> **TASK REQUIREMENTS**
Can you print the data exactly and leave out each image?
--- START MATERIAL SUPPLIED ---
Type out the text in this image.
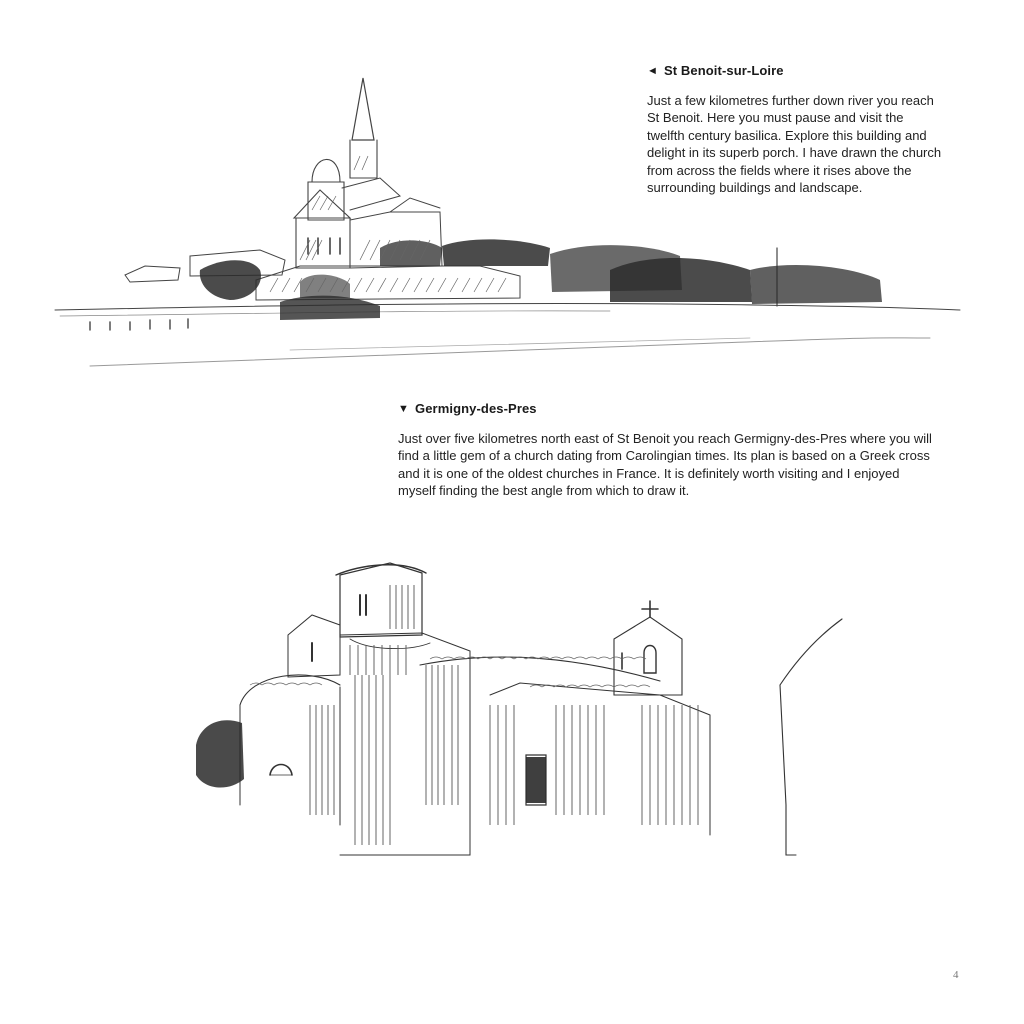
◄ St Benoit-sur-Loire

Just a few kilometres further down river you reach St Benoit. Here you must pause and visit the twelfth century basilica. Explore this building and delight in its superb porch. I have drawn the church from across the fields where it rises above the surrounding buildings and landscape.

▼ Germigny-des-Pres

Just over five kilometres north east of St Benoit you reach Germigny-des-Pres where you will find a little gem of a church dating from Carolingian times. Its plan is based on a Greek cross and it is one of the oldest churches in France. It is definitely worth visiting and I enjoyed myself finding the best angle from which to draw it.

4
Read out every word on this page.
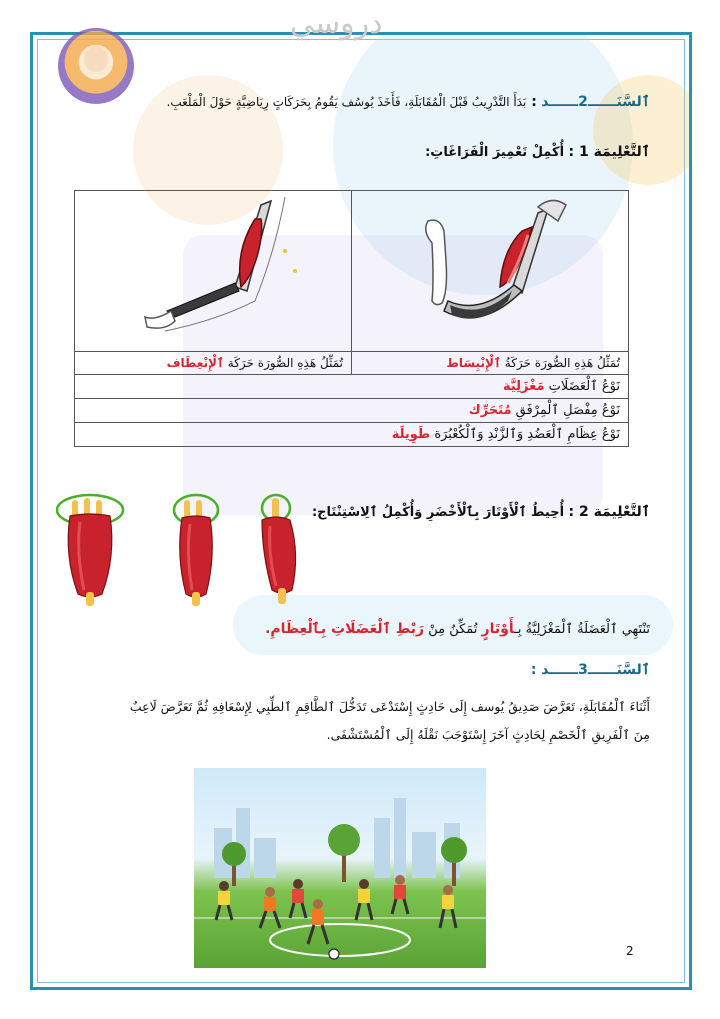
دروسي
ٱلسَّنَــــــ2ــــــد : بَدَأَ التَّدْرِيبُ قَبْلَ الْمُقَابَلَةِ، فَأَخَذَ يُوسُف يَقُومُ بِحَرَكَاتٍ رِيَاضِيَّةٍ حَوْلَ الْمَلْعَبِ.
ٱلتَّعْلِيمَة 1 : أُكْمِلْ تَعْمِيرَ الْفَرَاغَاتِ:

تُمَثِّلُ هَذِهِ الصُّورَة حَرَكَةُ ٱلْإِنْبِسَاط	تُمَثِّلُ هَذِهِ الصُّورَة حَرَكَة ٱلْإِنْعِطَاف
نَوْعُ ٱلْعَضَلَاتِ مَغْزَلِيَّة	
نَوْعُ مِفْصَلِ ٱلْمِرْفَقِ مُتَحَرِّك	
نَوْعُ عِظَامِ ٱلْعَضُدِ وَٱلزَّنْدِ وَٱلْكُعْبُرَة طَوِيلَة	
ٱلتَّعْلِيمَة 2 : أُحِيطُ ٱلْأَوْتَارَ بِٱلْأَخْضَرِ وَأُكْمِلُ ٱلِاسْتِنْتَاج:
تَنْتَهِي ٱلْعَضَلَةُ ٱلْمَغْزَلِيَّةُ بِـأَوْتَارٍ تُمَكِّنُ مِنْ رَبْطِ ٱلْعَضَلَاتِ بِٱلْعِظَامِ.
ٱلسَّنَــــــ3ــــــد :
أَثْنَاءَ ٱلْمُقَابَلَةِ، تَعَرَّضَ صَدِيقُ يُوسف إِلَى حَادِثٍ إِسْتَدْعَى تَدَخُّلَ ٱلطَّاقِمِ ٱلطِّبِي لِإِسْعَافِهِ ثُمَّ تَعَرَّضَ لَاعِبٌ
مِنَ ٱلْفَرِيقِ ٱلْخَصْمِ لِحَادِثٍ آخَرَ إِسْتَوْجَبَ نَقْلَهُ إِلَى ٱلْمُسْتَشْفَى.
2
--- END MATERIAL SUPPLIED ---
> **SOLUTION**
Type out the text in this image.
◄ St Benoit-sur-Loire

Just a few kilometres further down river you reach St Benoit. Here you must pause and visit the twelfth century basilica. Explore this building and delight in its superb porch. I have drawn the church from across the fields where it rises above the surrounding buildings and landscape.

▼ Germigny-des-Pres

Just over five kilometres north east of St Benoit you reach Germigny-des-Pres where you will find a little gem of a church dating from Carolingian times. Its plan is based on a Greek cross and it is one of the oldest churches in France. It is definitely worth visiting and I enjoyed myself finding the best angle from which to draw it.

4
Read out every word on this page.
دروسي
ٱلسَّنَــــــ2ــــــد : بَدَأَ التَّدْرِيبُ قَبْلَ الْمُقَابَلَةِ، فَأَخَذَ يُوسُف يَقُومُ بِحَرَكَاتٍ رِيَاضِيَّةٍ حَوْلَ الْمَلْعَبِ.
ٱلتَّعْلِيمَة 1 : أُكْمِلْ تَعْمِيرَ الْفَرَاغَاتِ:

تُمَثِّلُ هَذِهِ الصُّورَة حَرَكَةُ ٱلْإِنْبِسَاط	تُمَثِّلُ هَذِهِ الصُّورَة حَرَكَة ٱلْإِنْعِطَاف
نَوْعُ ٱلْعَضَلَاتِ مَغْزَلِيَّة	
نَوْعُ مِفْصَلِ ٱلْمِرْفَقِ مُتَحَرِّك	
نَوْعُ عِظَامِ ٱلْعَضُدِ وَٱلزَّنْدِ وَٱلْكُعْبُرَة طَوِيلَة	
ٱلتَّعْلِيمَة 2 : أُحِيطُ ٱلْأَوْتَارَ بِٱلْأَخْضَرِ وَأُكْمِلُ ٱلِاسْتِنْتَاج:
تَنْتَهِي ٱلْعَضَلَةُ ٱلْمَغْزَلِيَّةُ بِـأَوْتَارٍ تُمَكِّنُ مِنْ رَبْطِ ٱلْعَضَلَاتِ بِٱلْعِظَامِ.
ٱلسَّنَــــــ3ــــــد :
أَثْنَاءَ ٱلْمُقَابَلَةِ، تَعَرَّضَ صَدِيقُ يُوسف إِلَى حَادِثٍ إِسْتَدْعَى تَدَخُّلَ ٱلطَّاقِمِ ٱلطِّبِي لِإِسْعَافِهِ ثُمَّ تَعَرَّضَ لَاعِبٌ
مِنَ ٱلْفَرِيقِ ٱلْخَصْمِ لِحَادِثٍ آخَرَ إِسْتَوْجَبَ نَقْلَهُ إِلَى ٱلْمُسْتَشْفَى.
2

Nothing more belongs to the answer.